■ Problem to work on:
Copy each line that contains the word "فتارة".

■ Provided entries:
-- Start --

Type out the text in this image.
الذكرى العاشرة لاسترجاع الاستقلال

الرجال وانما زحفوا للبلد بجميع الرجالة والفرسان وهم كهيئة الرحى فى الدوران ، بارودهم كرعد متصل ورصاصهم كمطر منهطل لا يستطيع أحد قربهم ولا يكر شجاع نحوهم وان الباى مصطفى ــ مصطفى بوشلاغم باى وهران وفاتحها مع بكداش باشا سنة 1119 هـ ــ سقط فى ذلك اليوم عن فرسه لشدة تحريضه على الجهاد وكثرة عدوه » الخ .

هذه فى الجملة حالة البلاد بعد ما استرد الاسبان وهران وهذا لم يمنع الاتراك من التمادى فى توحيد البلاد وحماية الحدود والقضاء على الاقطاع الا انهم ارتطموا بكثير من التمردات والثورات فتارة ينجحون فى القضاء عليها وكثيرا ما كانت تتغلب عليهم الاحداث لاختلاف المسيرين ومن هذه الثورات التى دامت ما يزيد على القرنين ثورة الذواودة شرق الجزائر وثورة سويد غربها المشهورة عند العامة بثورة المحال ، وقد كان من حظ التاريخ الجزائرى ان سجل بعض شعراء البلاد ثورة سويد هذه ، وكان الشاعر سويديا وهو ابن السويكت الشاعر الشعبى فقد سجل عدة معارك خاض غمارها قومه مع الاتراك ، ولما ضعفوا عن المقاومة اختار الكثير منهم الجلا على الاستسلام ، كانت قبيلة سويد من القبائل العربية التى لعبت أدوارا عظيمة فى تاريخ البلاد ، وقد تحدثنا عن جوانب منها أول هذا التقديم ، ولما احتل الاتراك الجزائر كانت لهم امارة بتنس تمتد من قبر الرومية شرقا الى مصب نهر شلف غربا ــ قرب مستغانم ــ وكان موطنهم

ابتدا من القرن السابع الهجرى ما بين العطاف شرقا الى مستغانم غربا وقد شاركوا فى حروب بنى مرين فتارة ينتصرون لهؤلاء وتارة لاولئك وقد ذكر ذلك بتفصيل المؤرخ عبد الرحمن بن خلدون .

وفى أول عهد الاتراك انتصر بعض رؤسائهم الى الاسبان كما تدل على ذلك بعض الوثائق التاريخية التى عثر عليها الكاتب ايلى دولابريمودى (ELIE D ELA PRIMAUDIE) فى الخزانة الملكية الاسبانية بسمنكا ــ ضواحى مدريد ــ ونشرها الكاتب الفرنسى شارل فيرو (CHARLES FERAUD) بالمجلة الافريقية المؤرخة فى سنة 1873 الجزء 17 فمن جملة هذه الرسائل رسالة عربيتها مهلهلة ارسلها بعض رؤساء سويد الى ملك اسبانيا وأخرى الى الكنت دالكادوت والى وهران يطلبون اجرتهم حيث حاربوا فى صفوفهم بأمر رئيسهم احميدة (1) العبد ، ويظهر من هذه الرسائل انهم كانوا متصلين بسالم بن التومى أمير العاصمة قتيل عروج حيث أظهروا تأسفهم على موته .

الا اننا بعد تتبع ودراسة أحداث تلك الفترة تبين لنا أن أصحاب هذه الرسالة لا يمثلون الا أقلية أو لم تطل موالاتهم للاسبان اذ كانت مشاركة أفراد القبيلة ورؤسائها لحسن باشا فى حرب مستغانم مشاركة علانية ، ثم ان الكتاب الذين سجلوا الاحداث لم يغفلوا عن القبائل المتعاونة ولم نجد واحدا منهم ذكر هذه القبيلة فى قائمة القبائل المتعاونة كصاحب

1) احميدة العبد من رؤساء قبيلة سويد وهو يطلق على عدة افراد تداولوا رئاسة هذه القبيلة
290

-- End --

■ Response to this task:
هذه فى الجملة حالة البلاد بعد ما استرد الاسبان وهران وهذا لم يمنع الاتراك من التمادى فى توحيد البلاد وحماية الحدود والقضاء على الاقطاع الا انهم ارتطموا بكثير من التمردات والثورات فتارة ينجحون فى القضاء عليها وكثيرا ما كانت تتغلب عليهم الاحداث لاختلاف المسيرين ومن هذه الثورات التى دامت ما يزيد على القرنين ثورة الذواودة شرق الجزائر وثورة سويد غربها المشهورة عند العامة بثورة المحال ، وقد كان من حظ التاريخ الجزائرى ان سجل بعض شعراء البلاد ثورة سويد هذه ، وكان الشاعر سويديا وهو ابن السويكت الشاعر الشعبى فقد سجل عدة معارك خاض غمارها قومه مع الاتراك ، ولما ضعفوا عن المقاومة اختار الكثير منهم الجلا على الاستسلام ، كانت قبيلة سويد من القبائل العربية التى لعبت أدوارا عظيمة فى تاريخ البلاد ، وقد تحدثنا عن جوانب منها أول هذا التقديم ، ولما احتل الاتراك الجزائر كانت لهم امارة بتنس تمتد من قبر الرومية شرقا الى مصب نهر شلف غربا ــ قرب مستغانم ــ وكان موطنهم
ابتدا من القرن السابع الهجرى ما بين العطاف شرقا الى مستغانم غربا وقد شاركوا فى حروب بنى مرين فتارة ينتصرون لهؤلاء وتارة لاولئك وقد ذكر ذلك بتفصيل المؤرخ عبد الرحمن بن خلدون .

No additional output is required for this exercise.